** START Input records **

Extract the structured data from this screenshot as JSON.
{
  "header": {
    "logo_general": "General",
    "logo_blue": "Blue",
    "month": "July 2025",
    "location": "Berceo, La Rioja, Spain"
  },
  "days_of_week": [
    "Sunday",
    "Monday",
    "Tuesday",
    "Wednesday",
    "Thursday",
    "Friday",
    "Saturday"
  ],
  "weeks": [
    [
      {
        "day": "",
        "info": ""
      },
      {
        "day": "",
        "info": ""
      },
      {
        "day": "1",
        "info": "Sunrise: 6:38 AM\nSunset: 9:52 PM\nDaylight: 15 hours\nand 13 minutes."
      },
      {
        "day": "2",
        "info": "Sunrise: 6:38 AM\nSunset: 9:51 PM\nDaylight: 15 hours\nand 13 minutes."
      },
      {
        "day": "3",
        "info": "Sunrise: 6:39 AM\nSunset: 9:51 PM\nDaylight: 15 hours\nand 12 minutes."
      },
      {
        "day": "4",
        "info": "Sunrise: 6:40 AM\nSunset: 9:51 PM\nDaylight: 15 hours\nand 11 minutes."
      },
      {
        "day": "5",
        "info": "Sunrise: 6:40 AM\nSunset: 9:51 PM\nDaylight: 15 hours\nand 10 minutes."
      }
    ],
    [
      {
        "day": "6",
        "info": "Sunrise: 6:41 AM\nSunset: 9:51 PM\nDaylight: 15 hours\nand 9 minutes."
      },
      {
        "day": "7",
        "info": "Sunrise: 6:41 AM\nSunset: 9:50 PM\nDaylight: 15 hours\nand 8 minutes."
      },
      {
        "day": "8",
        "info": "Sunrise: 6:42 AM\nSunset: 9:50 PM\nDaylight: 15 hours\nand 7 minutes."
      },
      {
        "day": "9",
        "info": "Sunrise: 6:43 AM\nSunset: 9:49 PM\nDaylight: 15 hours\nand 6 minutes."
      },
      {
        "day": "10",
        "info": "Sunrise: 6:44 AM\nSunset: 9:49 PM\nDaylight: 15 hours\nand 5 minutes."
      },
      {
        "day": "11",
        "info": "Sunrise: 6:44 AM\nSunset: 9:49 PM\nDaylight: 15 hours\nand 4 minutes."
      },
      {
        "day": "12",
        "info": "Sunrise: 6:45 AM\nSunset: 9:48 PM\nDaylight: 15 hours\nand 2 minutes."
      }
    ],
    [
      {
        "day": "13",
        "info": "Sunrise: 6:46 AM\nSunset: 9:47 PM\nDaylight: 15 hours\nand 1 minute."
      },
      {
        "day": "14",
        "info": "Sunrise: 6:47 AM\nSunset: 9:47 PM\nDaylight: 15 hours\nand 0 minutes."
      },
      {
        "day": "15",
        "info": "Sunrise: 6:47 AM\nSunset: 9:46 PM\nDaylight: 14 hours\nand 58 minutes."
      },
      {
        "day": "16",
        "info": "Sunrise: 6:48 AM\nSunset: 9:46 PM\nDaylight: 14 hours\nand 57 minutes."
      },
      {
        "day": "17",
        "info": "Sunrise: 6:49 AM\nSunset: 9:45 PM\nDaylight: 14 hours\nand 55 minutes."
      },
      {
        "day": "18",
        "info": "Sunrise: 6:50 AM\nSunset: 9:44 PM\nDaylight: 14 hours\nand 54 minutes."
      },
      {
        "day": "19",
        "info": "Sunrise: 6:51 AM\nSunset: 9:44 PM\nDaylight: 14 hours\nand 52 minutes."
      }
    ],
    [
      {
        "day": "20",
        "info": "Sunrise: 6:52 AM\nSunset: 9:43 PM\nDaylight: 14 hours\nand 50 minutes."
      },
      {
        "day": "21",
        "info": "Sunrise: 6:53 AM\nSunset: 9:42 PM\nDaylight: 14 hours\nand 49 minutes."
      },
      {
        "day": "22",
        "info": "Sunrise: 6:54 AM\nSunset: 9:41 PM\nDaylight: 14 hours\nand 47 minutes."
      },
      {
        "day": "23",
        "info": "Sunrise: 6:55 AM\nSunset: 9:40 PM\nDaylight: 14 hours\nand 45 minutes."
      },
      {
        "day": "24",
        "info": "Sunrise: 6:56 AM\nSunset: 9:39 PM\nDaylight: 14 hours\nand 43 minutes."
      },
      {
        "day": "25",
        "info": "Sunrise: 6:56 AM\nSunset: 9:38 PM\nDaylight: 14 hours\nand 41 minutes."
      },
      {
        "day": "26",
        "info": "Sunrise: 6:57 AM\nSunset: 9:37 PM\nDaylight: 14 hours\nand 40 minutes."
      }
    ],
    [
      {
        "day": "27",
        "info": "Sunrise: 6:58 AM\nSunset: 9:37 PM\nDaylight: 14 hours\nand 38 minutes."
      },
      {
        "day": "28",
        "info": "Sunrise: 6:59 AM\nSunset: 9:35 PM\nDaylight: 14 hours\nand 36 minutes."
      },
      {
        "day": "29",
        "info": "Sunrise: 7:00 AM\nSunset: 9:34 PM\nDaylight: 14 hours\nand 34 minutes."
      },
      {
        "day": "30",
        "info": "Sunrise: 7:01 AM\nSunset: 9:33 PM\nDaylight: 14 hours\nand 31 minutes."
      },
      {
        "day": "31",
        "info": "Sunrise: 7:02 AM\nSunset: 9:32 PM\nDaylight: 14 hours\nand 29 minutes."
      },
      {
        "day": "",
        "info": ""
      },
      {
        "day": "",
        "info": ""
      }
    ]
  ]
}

** END Input records **

**Given exercise**
Take the listing above and write it out again exactly.

**Solution to this problem**
Extract the structured data from this screenshot as JSON.
{
  "header": {
    "logo_general": "General",
    "logo_blue": "Blue",
    "month": "July 2025",
    "location": "Berceo, La Rioja, Spain"
  },
  "days_of_week": [
    "Sunday",
    "Monday",
    "Tuesday",
    "Wednesday",
    "Thursday",
    "Friday",
    "Saturday"
  ],
  "weeks": [
    [
      {
        "day": "",
        "info": ""
      },
      {
        "day": "",
        "info": ""
      },
      {
        "day": "1",
        "info": "Sunrise: 6:38 AM\nSunset: 9:52 PM\nDaylight: 15 hours\nand 13 minutes."
      },
      {
        "day": "2",
        "info": "Sunrise: 6:38 AM\nSunset: 9:51 PM\nDaylight: 15 hours\nand 13 minutes."
      },
      {
        "day": "3",
        "info": "Sunrise: 6:39 AM\nSunset: 9:51 PM\nDaylight: 15 hours\nand 12 minutes."
      },
      {
        "day": "4",
        "info": "Sunrise: 6:40 AM\nSunset: 9:51 PM\nDaylight: 15 hours\nand 11 minutes."
      },
      {
        "day": "5",
        "info": "Sunrise: 6:40 AM\nSunset: 9:51 PM\nDaylight: 15 hours\nand 10 minutes."
      }
    ],
    [
      {
        "day": "6",
        "info": "Sunrise: 6:41 AM\nSunset: 9:51 PM\nDaylight: 15 hours\nand 9 minutes."
      },
      {
        "day": "7",
        "info": "Sunrise: 6:41 AM\nSunset: 9:50 PM\nDaylight: 15 hours\nand 8 minutes."
      },
      {
        "day": "8",
        "info": "Sunrise: 6:42 AM\nSunset: 9:50 PM\nDaylight: 15 hours\nand 7 minutes."
      },
      {
        "day": "9",
        "info": "Sunrise: 6:43 AM\nSunset: 9:49 PM\nDaylight: 15 hours\nand 6 minutes."
      },
      {
        "day": "10",
        "info": "Sunrise: 6:44 AM\nSunset: 9:49 PM\nDaylight: 15 hours\nand 5 minutes."
      },
      {
        "day": "11",
        "info": "Sunrise: 6:44 AM\nSunset: 9:49 PM\nDaylight: 15 hours\nand 4 minutes."
      },
      {
        "day": "12",
        "info": "Sunrise: 6:45 AM\nSunset: 9:48 PM\nDaylight: 15 hours\nand 2 minutes."
      }
    ],
    [
      {
        "day": "13",
        "info": "Sunrise: 6:46 AM\nSunset: 9:47 PM\nDaylight: 15 hours\nand 1 minute."
      },
      {
        "day": "14",
        "info": "Sunrise: 6:47 AM\nSunset: 9:47 PM\nDaylight: 15 hours\nand 0 minutes."
      },
      {
        "day": "15",
        "info": "Sunrise: 6:47 AM\nSunset: 9:46 PM\nDaylight: 14 hours\nand 58 minutes."
      },
      {
        "day": "16",
        "info": "Sunrise: 6:48 AM\nSunset: 9:46 PM\nDaylight: 14 hours\nand 57 minutes."
      },
      {
        "day": "17",
        "info": "Sunrise: 6:49 AM\nSunset: 9:45 PM\nDaylight: 14 hours\nand 55 minutes."
      },
      {
        "day": "18",
        "info": "Sunrise: 6:50 AM\nSunset: 9:44 PM\nDaylight: 14 hours\nand 54 minutes."
      },
      {
        "day": "19",
        "info": "Sunrise: 6:51 AM\nSunset: 9:44 PM\nDaylight: 14 hours\nand 52 minutes."
      }
    ],
    [
      {
        "day": "20",
        "info": "Sunrise: 6:52 AM\nSunset: 9:43 PM\nDaylight: 14 hours\nand 50 minutes."
      },
      {
        "day": "21",
        "info": "Sunrise: 6:53 AM\nSunset: 9:42 PM\nDaylight: 14 hours\nand 49 minutes."
      },
      {
        "day": "22",
        "info": "Sunrise: 6:54 AM\nSunset: 9:41 PM\nDaylight: 14 hours\nand 47 minutes."
      },
      {
        "day": "23",
        "info": "Sunrise: 6:55 AM\nSunset: 9:40 PM\nDaylight: 14 hours\nand 45 minutes."
      },
      {
        "day": "24",
        "info": "Sunrise: 6:56 AM\nSunset: 9:39 PM\nDaylight: 14 hours\nand 43 minutes."
      },
      {
        "day": "25",
        "info": "Sunrise: 6:56 AM\nSunset: 9:38 PM\nDaylight: 14 hours\nand 41 minutes."
      },
      {
        "day": "26",
        "info": "Sunrise: 6:57 AM\nSunset: 9:37 PM\nDaylight: 14 hours\nand 40 minutes."
      }
    ],
    [
      {
        "day": "27",
        "info": "Sunrise: 6:58 AM\nSunset: 9:37 PM\nDaylight: 14 hours\nand 38 minutes."
      },
      {
        "day": "28",
        "info": "Sunrise: 6:59 AM\nSunset: 9:35 PM\nDaylight: 14 hours\nand 36 minutes."
      },
      {
        "day": "29",
        "info": "Sunrise: 7:00 AM\nSunset: 9:34 PM\nDaylight: 14 hours\nand 34 minutes."
      },
      {
        "day": "30",
        "info": "Sunrise: 7:01 AM\nSunset: 9:33 PM\nDaylight: 14 hours\nand 31 minutes."
      },
      {
        "day": "31",
        "info": "Sunrise: 7:02 AM\nSunset: 9:32 PM\nDaylight: 14 hours\nand 29 minutes."
      },
      {
        "day": "",
        "info": ""
      },
      {
        "day": "",
        "info": ""
      }
    ]
  ]
}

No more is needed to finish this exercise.